** start of DATASET CONTENT **

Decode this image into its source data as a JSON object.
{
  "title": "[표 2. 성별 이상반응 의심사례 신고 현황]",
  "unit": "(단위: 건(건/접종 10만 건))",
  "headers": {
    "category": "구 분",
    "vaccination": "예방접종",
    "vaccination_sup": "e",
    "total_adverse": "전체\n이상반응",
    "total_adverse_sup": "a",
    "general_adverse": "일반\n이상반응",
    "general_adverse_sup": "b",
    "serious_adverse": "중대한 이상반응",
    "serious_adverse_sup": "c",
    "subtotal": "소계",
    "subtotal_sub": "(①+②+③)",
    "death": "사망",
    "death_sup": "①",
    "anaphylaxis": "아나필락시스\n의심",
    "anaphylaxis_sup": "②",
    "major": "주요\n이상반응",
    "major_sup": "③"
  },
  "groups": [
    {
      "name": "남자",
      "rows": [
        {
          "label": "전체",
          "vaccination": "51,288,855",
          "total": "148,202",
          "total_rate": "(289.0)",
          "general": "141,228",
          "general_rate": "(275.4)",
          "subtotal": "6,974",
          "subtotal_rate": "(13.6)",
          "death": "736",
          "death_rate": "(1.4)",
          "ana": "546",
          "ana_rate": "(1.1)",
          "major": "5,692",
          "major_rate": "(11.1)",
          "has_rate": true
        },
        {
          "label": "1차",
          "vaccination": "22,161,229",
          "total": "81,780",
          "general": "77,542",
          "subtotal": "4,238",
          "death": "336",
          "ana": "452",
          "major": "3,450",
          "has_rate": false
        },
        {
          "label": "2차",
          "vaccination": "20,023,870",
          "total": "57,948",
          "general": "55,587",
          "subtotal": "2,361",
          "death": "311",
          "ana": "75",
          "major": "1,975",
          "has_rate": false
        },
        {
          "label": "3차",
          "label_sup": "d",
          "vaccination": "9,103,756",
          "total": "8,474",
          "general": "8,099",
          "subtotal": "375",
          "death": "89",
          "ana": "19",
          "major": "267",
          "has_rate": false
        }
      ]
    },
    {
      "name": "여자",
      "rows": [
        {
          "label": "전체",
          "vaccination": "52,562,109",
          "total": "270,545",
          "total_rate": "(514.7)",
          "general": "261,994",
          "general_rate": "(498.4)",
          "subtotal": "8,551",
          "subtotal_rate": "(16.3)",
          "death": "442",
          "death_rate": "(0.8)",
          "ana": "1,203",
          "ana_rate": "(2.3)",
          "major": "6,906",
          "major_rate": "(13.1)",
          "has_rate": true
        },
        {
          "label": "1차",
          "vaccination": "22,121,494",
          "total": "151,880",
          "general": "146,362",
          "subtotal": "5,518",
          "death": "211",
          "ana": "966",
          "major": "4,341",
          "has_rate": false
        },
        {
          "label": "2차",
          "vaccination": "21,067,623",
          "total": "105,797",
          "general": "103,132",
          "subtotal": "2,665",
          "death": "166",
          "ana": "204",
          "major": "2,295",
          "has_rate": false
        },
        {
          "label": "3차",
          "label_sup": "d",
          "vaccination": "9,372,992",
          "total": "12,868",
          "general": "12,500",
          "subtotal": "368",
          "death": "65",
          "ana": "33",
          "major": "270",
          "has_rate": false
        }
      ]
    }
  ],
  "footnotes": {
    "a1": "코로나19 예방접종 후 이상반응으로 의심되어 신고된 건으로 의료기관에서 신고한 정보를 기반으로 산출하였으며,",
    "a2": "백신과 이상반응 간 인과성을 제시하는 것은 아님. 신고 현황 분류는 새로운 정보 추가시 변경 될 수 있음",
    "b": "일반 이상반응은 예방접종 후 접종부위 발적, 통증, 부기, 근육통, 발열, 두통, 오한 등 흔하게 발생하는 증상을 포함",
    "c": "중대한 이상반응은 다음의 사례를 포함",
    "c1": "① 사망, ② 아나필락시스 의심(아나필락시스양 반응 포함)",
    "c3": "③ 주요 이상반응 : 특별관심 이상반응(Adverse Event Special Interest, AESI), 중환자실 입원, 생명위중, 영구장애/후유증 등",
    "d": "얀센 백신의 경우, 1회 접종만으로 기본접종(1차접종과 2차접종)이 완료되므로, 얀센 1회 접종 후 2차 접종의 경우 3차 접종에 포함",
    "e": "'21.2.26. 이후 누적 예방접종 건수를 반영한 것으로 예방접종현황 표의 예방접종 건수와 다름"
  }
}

** end of DATASET CONTENT **

YOUR OBJECTIVE =>
Print back all the lines verbatim.

SOLUTION TO THE EXERCISE =>
Decode this image into its source data as a JSON object.
{
  "title": "[표 2. 성별 이상반응 의심사례 신고 현황]",
  "unit": "(단위: 건(건/접종 10만 건))",
  "headers": {
    "category": "구 분",
    "vaccination": "예방접종",
    "vaccination_sup": "e",
    "total_adverse": "전체\n이상반응",
    "total_adverse_sup": "a",
    "general_adverse": "일반\n이상반응",
    "general_adverse_sup": "b",
    "serious_adverse": "중대한 이상반응",
    "serious_adverse_sup": "c",
    "subtotal": "소계",
    "subtotal_sub": "(①+②+③)",
    "death": "사망",
    "death_sup": "①",
    "anaphylaxis": "아나필락시스\n의심",
    "anaphylaxis_sup": "②",
    "major": "주요\n이상반응",
    "major_sup": "③"
  },
  "groups": [
    {
      "name": "남자",
      "rows": [
        {
          "label": "전체",
          "vaccination": "51,288,855",
          "total": "148,202",
          "total_rate": "(289.0)",
          "general": "141,228",
          "general_rate": "(275.4)",
          "subtotal": "6,974",
          "subtotal_rate": "(13.6)",
          "death": "736",
          "death_rate": "(1.4)",
          "ana": "546",
          "ana_rate": "(1.1)",
          "major": "5,692",
          "major_rate": "(11.1)",
          "has_rate": true
        },
        {
          "label": "1차",
          "vaccination": "22,161,229",
          "total": "81,780",
          "general": "77,542",
          "subtotal": "4,238",
          "death": "336",
          "ana": "452",
          "major": "3,450",
          "has_rate": false
        },
        {
          "label": "2차",
          "vaccination": "20,023,870",
          "total": "57,948",
          "general": "55,587",
          "subtotal": "2,361",
          "death": "311",
          "ana": "75",
          "major": "1,975",
          "has_rate": false
        },
        {
          "label": "3차",
          "label_sup": "d",
          "vaccination": "9,103,756",
          "total": "8,474",
          "general": "8,099",
          "subtotal": "375",
          "death": "89",
          "ana": "19",
          "major": "267",
          "has_rate": false
        }
      ]
    },
    {
      "name": "여자",
      "rows": [
        {
          "label": "전체",
          "vaccination": "52,562,109",
          "total": "270,545",
          "total_rate": "(514.7)",
          "general": "261,994",
          "general_rate": "(498.4)",
          "subtotal": "8,551",
          "subtotal_rate": "(16.3)",
          "death": "442",
          "death_rate": "(0.8)",
          "ana": "1,203",
          "ana_rate": "(2.3)",
          "major": "6,906",
          "major_rate": "(13.1)",
          "has_rate": true
        },
        {
          "label": "1차",
          "vaccination": "22,121,494",
          "total": "151,880",
          "general": "146,362",
          "subtotal": "5,518",
          "death": "211",
          "ana": "966",
          "major": "4,341",
          "has_rate": false
        },
        {
          "label": "2차",
          "vaccination": "21,067,623",
          "total": "105,797",
          "general": "103,132",
          "subtotal": "2,665",
          "death": "166",
          "ana": "204",
          "major": "2,295",
          "has_rate": false
        },
        {
          "label": "3차",
          "label_sup": "d",
          "vaccination": "9,372,992",
          "total": "12,868",
          "general": "12,500",
          "subtotal": "368",
          "death": "65",
          "ana": "33",
          "major": "270",
          "has_rate": false
        }
      ]
    }
  ],
  "footnotes": {
    "a1": "코로나19 예방접종 후 이상반응으로 의심되어 신고된 건으로 의료기관에서 신고한 정보를 기반으로 산출하였으며,",
    "a2": "백신과 이상반응 간 인과성을 제시하는 것은 아님. 신고 현황 분류는 새로운 정보 추가시 변경 될 수 있음",
    "b": "일반 이상반응은 예방접종 후 접종부위 발적, 통증, 부기, 근육통, 발열, 두통, 오한 등 흔하게 발생하는 증상을 포함",
    "c": "중대한 이상반응은 다음의 사례를 포함",
    "c1": "① 사망, ② 아나필락시스 의심(아나필락시스양 반응 포함)",
    "c3": "③ 주요 이상반응 : 특별관심 이상반응(Adverse Event Special Interest, AESI), 중환자실 입원, 생명위중, 영구장애/후유증 등",
    "d": "얀센 백신의 경우, 1회 접종만으로 기본접종(1차접종과 2차접종)이 완료되므로, 얀센 1회 접종 후 2차 접종의 경우 3차 접종에 포함",
    "e": "'21.2.26. 이후 누적 예방접종 건수를 반영한 것으로 예방접종현황 표의 예방접종 건수와 다름"
  }
}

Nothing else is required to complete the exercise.